Gather all lines with "over" from the records.

________________________

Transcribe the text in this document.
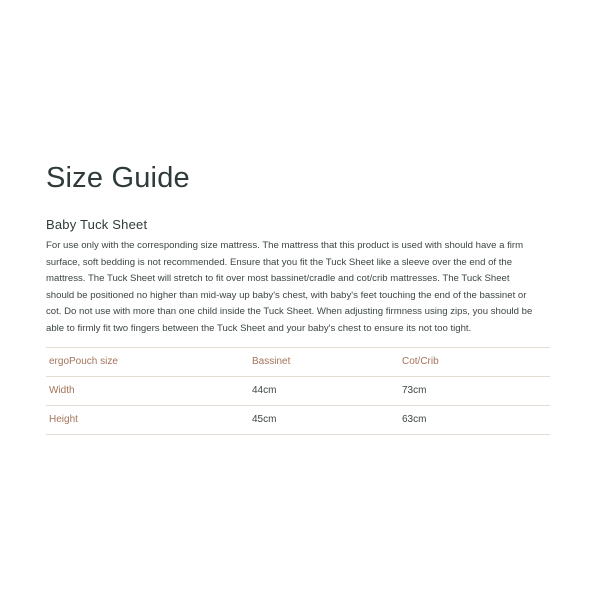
Size Guide
Baby Tuck Sheet
For use only with the corresponding size mattress. The mattress that this product is used with should have a firm
surface, soft bedding is not recommended. Ensure that you fit the Tuck Sheet like a sleeve over the end of the
mattress. The Tuck Sheet will stretch to fit over most bassinet/cradle and cot/crib mattresses. The Tuck Sheet
should be positioned no higher than mid-way up baby's chest, with baby's feet touching the end of the bassinet or
cot. Do not use with more than one child inside the Tuck Sheet. When adjusting firmness using zips, you should be
able to firmly fit two fingers between the Tuck Sheet and your baby's chest to ensure its not too tight.
ergoPouch size	Bassinet	Cot/Crib
Width	44cm	73cm
Height	45cm	63cm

________________________

Written solution:
surface, soft bedding is not recommended. Ensure that you fit the Tuck Sheet like a sleeve over the end of the
mattress. The Tuck Sheet will stretch to fit over most bassinet/cradle and cot/crib mattresses. The Tuck Sheet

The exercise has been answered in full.